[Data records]
──────────

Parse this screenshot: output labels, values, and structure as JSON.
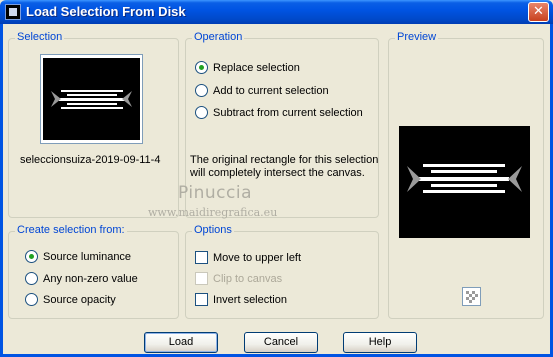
{
  "window": {
    "title": "Load Selection From Disk",
    "close_symbol": "✕"
  },
  "selection": {
    "legend": "Selection",
    "filename": "seleccionsuiza-2019-09-11-4"
  },
  "operation": {
    "legend": "Operation",
    "options": [
      "Replace selection",
      "Add to current selection",
      "Subtract from current selection"
    ],
    "selected": "Replace selection",
    "note_line1": "The original rectangle for this selection",
    "note_line2": "will completely intersect the canvas."
  },
  "preview": {
    "legend": "Preview"
  },
  "create_from": {
    "legend": "Create selection from:",
    "options": [
      "Source luminance",
      "Any non-zero value",
      "Source opacity"
    ],
    "selected": "Source luminance"
  },
  "options": {
    "legend": "Options",
    "move_upper_left": "Move to upper left",
    "clip_to_canvas": "Clip to canvas",
    "invert_selection": "Invert selection"
  },
  "watermark": {
    "name": "Pinuccia",
    "url": "www.maidiregrafica.eu"
  },
  "buttons": {
    "load": "Load",
    "cancel": "Cancel",
    "help": "Help"
  },
  "icons": {
    "app": "paint-shop-icon",
    "close": "close-icon",
    "pattern": "checker-pattern-icon"
  }
}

──────────

- [THE REQUEST]:
All of the material above should be reproduced exactly, except the pictures.

- [REPLY TO THE EXERCISE]:
Parse this screenshot: output labels, values, and structure as JSON.
{
  "window": {
    "title": "Load Selection From Disk",
    "close_symbol": "✕"
  },
  "selection": {
    "legend": "Selection",
    "filename": "seleccionsuiza-2019-09-11-4"
  },
  "operation": {
    "legend": "Operation",
    "options": [
      "Replace selection",
      "Add to current selection",
      "Subtract from current selection"
    ],
    "selected": "Replace selection",
    "note_line1": "The original rectangle for this selection",
    "note_line2": "will completely intersect the canvas."
  },
  "preview": {
    "legend": "Preview"
  },
  "create_from": {
    "legend": "Create selection from:",
    "options": [
      "Source luminance",
      "Any non-zero value",
      "Source opacity"
    ],
    "selected": "Source luminance"
  },
  "options": {
    "legend": "Options",
    "move_upper_left": "Move to upper left",
    "clip_to_canvas": "Clip to canvas",
    "invert_selection": "Invert selection"
  },
  "watermark": {
    "name": "Pinuccia",
    "url": "www.maidiregrafica.eu"
  },
  "buttons": {
    "load": "Load",
    "cancel": "Cancel",
    "help": "Help"
  },
  "icons": {
    "app": "paint-shop-icon",
    "close": "close-icon",
    "pattern": "checker-pattern-icon"
  }
}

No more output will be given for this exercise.